Your task is to output the data exactly as it stands.

*Extracted records*
------------------------------------------------------------------------
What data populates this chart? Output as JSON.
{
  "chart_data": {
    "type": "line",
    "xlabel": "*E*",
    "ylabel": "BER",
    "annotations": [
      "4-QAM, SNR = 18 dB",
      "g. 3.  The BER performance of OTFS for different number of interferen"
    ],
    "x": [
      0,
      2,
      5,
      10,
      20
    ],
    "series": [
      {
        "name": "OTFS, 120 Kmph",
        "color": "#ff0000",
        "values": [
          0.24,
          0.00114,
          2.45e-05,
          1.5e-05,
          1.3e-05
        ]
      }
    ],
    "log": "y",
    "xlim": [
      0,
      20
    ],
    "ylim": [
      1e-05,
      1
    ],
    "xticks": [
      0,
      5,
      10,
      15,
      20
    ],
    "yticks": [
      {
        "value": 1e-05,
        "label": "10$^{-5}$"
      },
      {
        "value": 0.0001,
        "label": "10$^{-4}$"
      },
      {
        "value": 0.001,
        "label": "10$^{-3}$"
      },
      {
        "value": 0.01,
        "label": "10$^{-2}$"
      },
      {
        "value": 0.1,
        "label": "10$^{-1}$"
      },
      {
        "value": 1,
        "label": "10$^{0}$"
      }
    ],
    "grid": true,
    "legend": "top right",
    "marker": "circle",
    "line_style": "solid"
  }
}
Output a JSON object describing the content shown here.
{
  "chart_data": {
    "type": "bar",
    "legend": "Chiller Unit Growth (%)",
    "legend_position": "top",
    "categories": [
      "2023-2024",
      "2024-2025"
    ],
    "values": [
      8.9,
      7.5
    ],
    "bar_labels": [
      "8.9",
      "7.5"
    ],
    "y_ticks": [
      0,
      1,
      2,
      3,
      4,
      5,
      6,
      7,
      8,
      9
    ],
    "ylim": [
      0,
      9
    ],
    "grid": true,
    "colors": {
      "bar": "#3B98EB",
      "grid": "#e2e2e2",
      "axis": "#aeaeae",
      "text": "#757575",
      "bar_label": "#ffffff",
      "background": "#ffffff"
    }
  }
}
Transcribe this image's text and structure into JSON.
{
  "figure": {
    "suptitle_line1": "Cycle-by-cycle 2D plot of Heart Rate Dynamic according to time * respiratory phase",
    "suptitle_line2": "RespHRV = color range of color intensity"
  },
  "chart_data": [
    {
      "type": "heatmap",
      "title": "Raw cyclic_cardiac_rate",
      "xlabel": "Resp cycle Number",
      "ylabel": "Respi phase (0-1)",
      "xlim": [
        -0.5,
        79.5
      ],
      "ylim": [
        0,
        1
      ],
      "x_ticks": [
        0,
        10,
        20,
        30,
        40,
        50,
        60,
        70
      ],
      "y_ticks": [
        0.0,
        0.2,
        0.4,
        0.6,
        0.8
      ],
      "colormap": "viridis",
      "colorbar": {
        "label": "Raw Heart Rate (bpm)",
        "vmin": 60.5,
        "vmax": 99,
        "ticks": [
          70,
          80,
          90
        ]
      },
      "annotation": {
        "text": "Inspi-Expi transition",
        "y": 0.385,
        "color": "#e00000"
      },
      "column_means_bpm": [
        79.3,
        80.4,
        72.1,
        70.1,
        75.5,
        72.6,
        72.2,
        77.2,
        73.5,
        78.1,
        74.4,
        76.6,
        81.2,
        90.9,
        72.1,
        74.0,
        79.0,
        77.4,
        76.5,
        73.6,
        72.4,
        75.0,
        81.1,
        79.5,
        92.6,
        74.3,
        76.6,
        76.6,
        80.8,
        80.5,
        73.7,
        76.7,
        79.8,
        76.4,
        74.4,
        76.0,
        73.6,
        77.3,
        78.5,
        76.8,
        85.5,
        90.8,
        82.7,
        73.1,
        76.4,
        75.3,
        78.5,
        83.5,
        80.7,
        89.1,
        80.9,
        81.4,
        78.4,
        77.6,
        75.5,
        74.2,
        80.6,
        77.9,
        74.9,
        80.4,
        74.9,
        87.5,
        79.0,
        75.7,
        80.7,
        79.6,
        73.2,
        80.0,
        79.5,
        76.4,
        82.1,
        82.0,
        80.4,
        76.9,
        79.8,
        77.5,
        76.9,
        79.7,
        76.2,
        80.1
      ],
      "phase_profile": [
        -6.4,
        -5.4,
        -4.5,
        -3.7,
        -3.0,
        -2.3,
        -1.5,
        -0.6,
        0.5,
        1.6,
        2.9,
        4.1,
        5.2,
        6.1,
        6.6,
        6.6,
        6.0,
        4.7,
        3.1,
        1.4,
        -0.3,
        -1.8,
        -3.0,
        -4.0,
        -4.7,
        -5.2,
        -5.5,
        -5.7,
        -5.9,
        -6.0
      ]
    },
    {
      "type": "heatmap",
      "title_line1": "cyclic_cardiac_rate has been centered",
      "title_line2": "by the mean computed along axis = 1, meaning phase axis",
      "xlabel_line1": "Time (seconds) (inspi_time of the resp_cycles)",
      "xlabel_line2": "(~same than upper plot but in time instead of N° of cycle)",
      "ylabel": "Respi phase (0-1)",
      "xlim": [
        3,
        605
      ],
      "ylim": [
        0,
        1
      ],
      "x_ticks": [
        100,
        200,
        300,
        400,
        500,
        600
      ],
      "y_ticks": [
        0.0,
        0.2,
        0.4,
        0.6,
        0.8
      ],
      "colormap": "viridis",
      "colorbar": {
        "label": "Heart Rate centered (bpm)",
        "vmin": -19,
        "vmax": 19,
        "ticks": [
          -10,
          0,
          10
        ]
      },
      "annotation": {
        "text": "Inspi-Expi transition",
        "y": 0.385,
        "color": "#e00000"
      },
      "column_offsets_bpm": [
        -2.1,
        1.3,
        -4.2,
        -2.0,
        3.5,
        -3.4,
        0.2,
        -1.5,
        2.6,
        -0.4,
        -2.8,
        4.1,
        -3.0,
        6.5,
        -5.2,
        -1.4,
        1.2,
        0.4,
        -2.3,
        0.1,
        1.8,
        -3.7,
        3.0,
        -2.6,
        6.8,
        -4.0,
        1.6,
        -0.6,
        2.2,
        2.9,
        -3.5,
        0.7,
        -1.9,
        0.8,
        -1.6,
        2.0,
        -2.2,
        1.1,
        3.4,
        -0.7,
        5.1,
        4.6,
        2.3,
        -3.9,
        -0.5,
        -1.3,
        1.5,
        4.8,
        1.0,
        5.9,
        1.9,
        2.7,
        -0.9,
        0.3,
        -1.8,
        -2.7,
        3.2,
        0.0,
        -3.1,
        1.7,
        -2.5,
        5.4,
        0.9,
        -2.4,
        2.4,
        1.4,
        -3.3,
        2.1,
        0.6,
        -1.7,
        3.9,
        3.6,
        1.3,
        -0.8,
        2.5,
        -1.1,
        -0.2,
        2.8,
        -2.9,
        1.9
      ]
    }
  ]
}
------------------------------------------------------------------------
*Answer to this exercise*
What data populates this chart? Output as JSON.
{
  "chart_data": {
    "type": "line",
    "xlabel": "*E*",
    "ylabel": "BER",
    "annotations": [
      "4-QAM, SNR = 18 dB",
      "g. 3.  The BER performance of OTFS for different number of interferen"
    ],
    "x": [
      0,
      2,
      5,
      10,
      20
    ],
    "series": [
      {
        "name": "OTFS, 120 Kmph",
        "color": "#ff0000",
        "values": [
          0.24,
          0.00114,
          2.45e-05,
          1.5e-05,
          1.3e-05
        ]
      }
    ],
    "log": "y",
    "xlim": [
      0,
      20
    ],
    "ylim": [
      1e-05,
      1
    ],
    "xticks": [
      0,
      5,
      10,
      15,
      20
    ],
    "yticks": [
      {
        "value": 1e-05,
        "label": "10$^{-5}$"
      },
      {
        "value": 0.0001,
        "label": "10$^{-4}$"
      },
      {
        "value": 0.001,
        "label": "10$^{-3}$"
      },
      {
        "value": 0.01,
        "label": "10$^{-2}$"
      },
      {
        "value": 0.1,
        "label": "10$^{-1}$"
      },
      {
        "value": 1,
        "label": "10$^{0}$"
      }
    ],
    "grid": true,
    "legend": "top right",
    "marker": "circle",
    "line_style": "solid"
  }
}
Output a JSON object describing the content shown here.
{
  "chart_data": {
    "type": "bar",
    "legend": "Chiller Unit Growth (%)",
    "legend_position": "top",
    "categories": [
      "2023-2024",
      "2024-2025"
    ],
    "values": [
      8.9,
      7.5
    ],
    "bar_labels": [
      "8.9",
      "7.5"
    ],
    "y_ticks": [
      0,
      1,
      2,
      3,
      4,
      5,
      6,
      7,
      8,
      9
    ],
    "ylim": [
      0,
      9
    ],
    "grid": true,
    "colors": {
      "bar": "#3B98EB",
      "grid": "#e2e2e2",
      "axis": "#aeaeae",
      "text": "#757575",
      "bar_label": "#ffffff",
      "background": "#ffffff"
    }
  }
}
Transcribe this image's text and structure into JSON.
{
  "figure": {
    "suptitle_line1": "Cycle-by-cycle 2D plot of Heart Rate Dynamic according to time * respiratory phase",
    "suptitle_line2": "RespHRV = color range of color intensity"
  },
  "chart_data": [
    {
      "type": "heatmap",
      "title": "Raw cyclic_cardiac_rate",
      "xlabel": "Resp cycle Number",
      "ylabel": "Respi phase (0-1)",
      "xlim": [
        -0.5,
        79.5
      ],
      "ylim": [
        0,
        1
      ],
      "x_ticks": [
        0,
        10,
        20,
        30,
        40,
        50,
        60,
        70
      ],
      "y_ticks": [
        0.0,
        0.2,
        0.4,
        0.6,
        0.8
      ],
      "colormap": "viridis",
      "colorbar": {
        "label": "Raw Heart Rate (bpm)",
        "vmin": 60.5,
        "vmax": 99,
        "ticks": [
          70,
          80,
          90
        ]
      },
      "annotation": {
        "text": "Inspi-Expi transition",
        "y": 0.385,
        "color": "#e00000"
      },
      "column_means_bpm": [
        79.3,
        80.4,
        72.1,
        70.1,
        75.5,
        72.6,
        72.2,
        77.2,
        73.5,
        78.1,
        74.4,
        76.6,
        81.2,
        90.9,
        72.1,
        74.0,
        79.0,
        77.4,
        76.5,
        73.6,
        72.4,
        75.0,
        81.1,
        79.5,
        92.6,
        74.3,
        76.6,
        76.6,
        80.8,
        80.5,
        73.7,
        76.7,
        79.8,
        76.4,
        74.4,
        76.0,
        73.6,
        77.3,
        78.5,
        76.8,
        85.5,
        90.8,
        82.7,
        73.1,
        76.4,
        75.3,
        78.5,
        83.5,
        80.7,
        89.1,
        80.9,
        81.4,
        78.4,
        77.6,
        75.5,
        74.2,
        80.6,
        77.9,
        74.9,
        80.4,
        74.9,
        87.5,
        79.0,
        75.7,
        80.7,
        79.6,
        73.2,
        80.0,
        79.5,
        76.4,
        82.1,
        82.0,
        80.4,
        76.9,
        79.8,
        77.5,
        76.9,
        79.7,
        76.2,
        80.1
      ],
      "phase_profile": [
        -6.4,
        -5.4,
        -4.5,
        -3.7,
        -3.0,
        -2.3,
        -1.5,
        -0.6,
        0.5,
        1.6,
        2.9,
        4.1,
        5.2,
        6.1,
        6.6,
        6.6,
        6.0,
        4.7,
        3.1,
        1.4,
        -0.3,
        -1.8,
        -3.0,
        -4.0,
        -4.7,
        -5.2,
        -5.5,
        -5.7,
        -5.9,
        -6.0
      ]
    },
    {
      "type": "heatmap",
      "title_line1": "cyclic_cardiac_rate has been centered",
      "title_line2": "by the mean computed along axis = 1, meaning phase axis",
      "xlabel_line1": "Time (seconds) (inspi_time of the resp_cycles)",
      "xlabel_line2": "(~same than upper plot but in time instead of N° of cycle)",
      "ylabel": "Respi phase (0-1)",
      "xlim": [
        3,
        605
      ],
      "ylim": [
        0,
        1
      ],
      "x_ticks": [
        100,
        200,
        300,
        400,
        500,
        600
      ],
      "y_ticks": [
        0.0,
        0.2,
        0.4,
        0.6,
        0.8
      ],
      "colormap": "viridis",
      "colorbar": {
        "label": "Heart Rate centered (bpm)",
        "vmin": -19,
        "vmax": 19,
        "ticks": [
          -10,
          0,
          10
        ]
      },
      "annotation": {
        "text": "Inspi-Expi transition",
        "y": 0.385,
        "color": "#e00000"
      },
      "column_offsets_bpm": [
        -2.1,
        1.3,
        -4.2,
        -2.0,
        3.5,
        -3.4,
        0.2,
        -1.5,
        2.6,
        -0.4,
        -2.8,
        4.1,
        -3.0,
        6.5,
        -5.2,
        -1.4,
        1.2,
        0.4,
        -2.3,
        0.1,
        1.8,
        -3.7,
        3.0,
        -2.6,
        6.8,
        -4.0,
        1.6,
        -0.6,
        2.2,
        2.9,
        -3.5,
        0.7,
        -1.9,
        0.8,
        -1.6,
        2.0,
        -2.2,
        1.1,
        3.4,
        -0.7,
        5.1,
        4.6,
        2.3,
        -3.9,
        -0.5,
        -1.3,
        1.5,
        4.8,
        1.0,
        5.9,
        1.9,
        2.7,
        -0.9,
        0.3,
        -1.8,
        -2.7,
        3.2,
        0.0,
        -3.1,
        1.7,
        -2.5,
        5.4,
        0.9,
        -2.4,
        2.4,
        1.4,
        -3.3,
        2.1,
        0.6,
        -1.7,
        3.9,
        3.6,
        1.3,
        -0.8,
        2.5,
        -1.1,
        -0.2,
        2.8,
        -2.9,
        1.9
      ]
    }
  ]
}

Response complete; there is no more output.